* **What this task involves**
Without changing a character, return the entries, but not the images they hold.

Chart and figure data
※ ※ ※

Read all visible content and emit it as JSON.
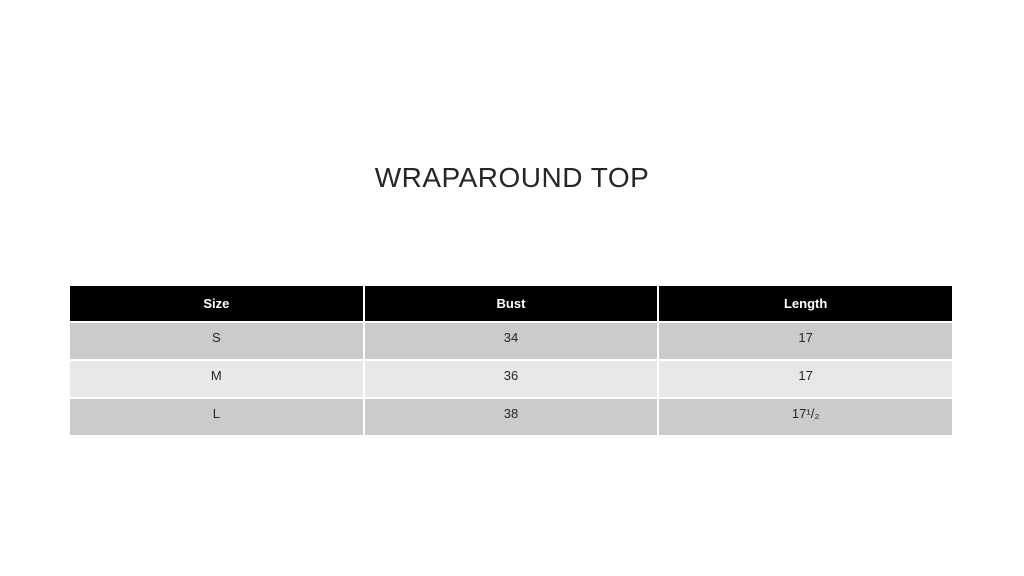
{
  "title": "WRAPAROUND TOP",
  "chart_data": {
    "type": "table",
    "title": "WRAPAROUND TOP",
    "columns": [
      "Size",
      "Bust",
      "Length"
    ],
    "rows": [
      [
        "S",
        "34",
        "17"
      ],
      [
        "M",
        "36",
        "17"
      ],
      [
        "L",
        "38",
        "17¹/₂"
      ]
    ]
  },
  "colors": {
    "page_bg": "#ffffff",
    "header_bg": "#000000",
    "header_text": "#ffffff",
    "band_dark": "#cbcbcb",
    "band_light": "#e8e8e8",
    "text": "#262626"
  }
}
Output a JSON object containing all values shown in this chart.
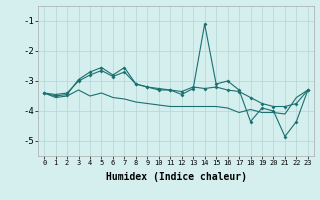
{
  "xlabel": "Humidex (Indice chaleur)",
  "x": [
    0,
    1,
    2,
    3,
    4,
    5,
    6,
    7,
    8,
    9,
    10,
    11,
    12,
    13,
    14,
    15,
    16,
    17,
    18,
    19,
    20,
    21,
    22,
    23
  ],
  "line_jagged": [
    -3.4,
    -3.5,
    -3.45,
    -2.95,
    -2.7,
    -2.55,
    -2.8,
    -2.55,
    -3.1,
    -3.2,
    -3.3,
    -3.3,
    -3.45,
    -3.25,
    -1.1,
    -3.1,
    -3.0,
    -3.3,
    -4.35,
    -3.9,
    -4.0,
    -4.85,
    -4.35,
    -3.3
  ],
  "line_mid": [
    -3.4,
    -3.45,
    -3.4,
    -3.0,
    -2.8,
    -2.65,
    -2.85,
    -2.7,
    -3.1,
    -3.2,
    -3.25,
    -3.3,
    -3.35,
    -3.2,
    -3.25,
    -3.2,
    -3.3,
    -3.35,
    -3.55,
    -3.75,
    -3.85,
    -3.85,
    -3.75,
    -3.3
  ],
  "line_lower": [
    -3.4,
    -3.55,
    -3.5,
    -3.3,
    -3.5,
    -3.4,
    -3.55,
    -3.6,
    -3.7,
    -3.75,
    -3.8,
    -3.85,
    -3.85,
    -3.85,
    -3.85,
    -3.85,
    -3.9,
    -4.05,
    -3.95,
    -4.05,
    -4.05,
    -4.1,
    -3.55,
    -3.3
  ],
  "line_color": "#1b7070",
  "bg_color": "#d5eeee",
  "grid_color": "#b5d5d5",
  "ylim": [
    -5.5,
    -0.5
  ],
  "yticks": [
    -5,
    -4,
    -3,
    -2,
    -1
  ],
  "xlim": [
    -0.5,
    23.5
  ]
}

※ ※ ※

* **Solution for this problem**
Read all visible content and emit it as JSON.
{
  "title": "WRAPAROUND TOP",
  "chart_data": {
    "type": "table",
    "title": "WRAPAROUND TOP",
    "columns": [
      "Size",
      "Bust",
      "Length"
    ],
    "rows": [
      [
        "S",
        "34",
        "17"
      ],
      [
        "M",
        "36",
        "17"
      ],
      [
        "L",
        "38",
        "17¹/₂"
      ]
    ]
  },
  "colors": {
    "page_bg": "#ffffff",
    "header_bg": "#000000",
    "header_text": "#ffffff",
    "band_dark": "#cbcbcb",
    "band_light": "#e8e8e8",
    "text": "#262626"
  }
}
Output a JSON object containing all values shown in this chart.
{
  "xlabel": "Humidex (Indice chaleur)",
  "x": [
    0,
    1,
    2,
    3,
    4,
    5,
    6,
    7,
    8,
    9,
    10,
    11,
    12,
    13,
    14,
    15,
    16,
    17,
    18,
    19,
    20,
    21,
    22,
    23
  ],
  "line_jagged": [
    -3.4,
    -3.5,
    -3.45,
    -2.95,
    -2.7,
    -2.55,
    -2.8,
    -2.55,
    -3.1,
    -3.2,
    -3.3,
    -3.3,
    -3.45,
    -3.25,
    -1.1,
    -3.1,
    -3.0,
    -3.3,
    -4.35,
    -3.9,
    -4.0,
    -4.85,
    -4.35,
    -3.3
  ],
  "line_mid": [
    -3.4,
    -3.45,
    -3.4,
    -3.0,
    -2.8,
    -2.65,
    -2.85,
    -2.7,
    -3.1,
    -3.2,
    -3.25,
    -3.3,
    -3.35,
    -3.2,
    -3.25,
    -3.2,
    -3.3,
    -3.35,
    -3.55,
    -3.75,
    -3.85,
    -3.85,
    -3.75,
    -3.3
  ],
  "line_lower": [
    -3.4,
    -3.55,
    -3.5,
    -3.3,
    -3.5,
    -3.4,
    -3.55,
    -3.6,
    -3.7,
    -3.75,
    -3.8,
    -3.85,
    -3.85,
    -3.85,
    -3.85,
    -3.85,
    -3.9,
    -4.05,
    -3.95,
    -4.05,
    -4.05,
    -4.1,
    -3.55,
    -3.3
  ],
  "line_color": "#1b7070",
  "bg_color": "#d5eeee",
  "grid_color": "#b5d5d5",
  "ylim": [
    -5.5,
    -0.5
  ],
  "yticks": [
    -5,
    -4,
    -3,
    -2,
    -1
  ],
  "xlim": [
    -0.5,
    23.5
  ]
}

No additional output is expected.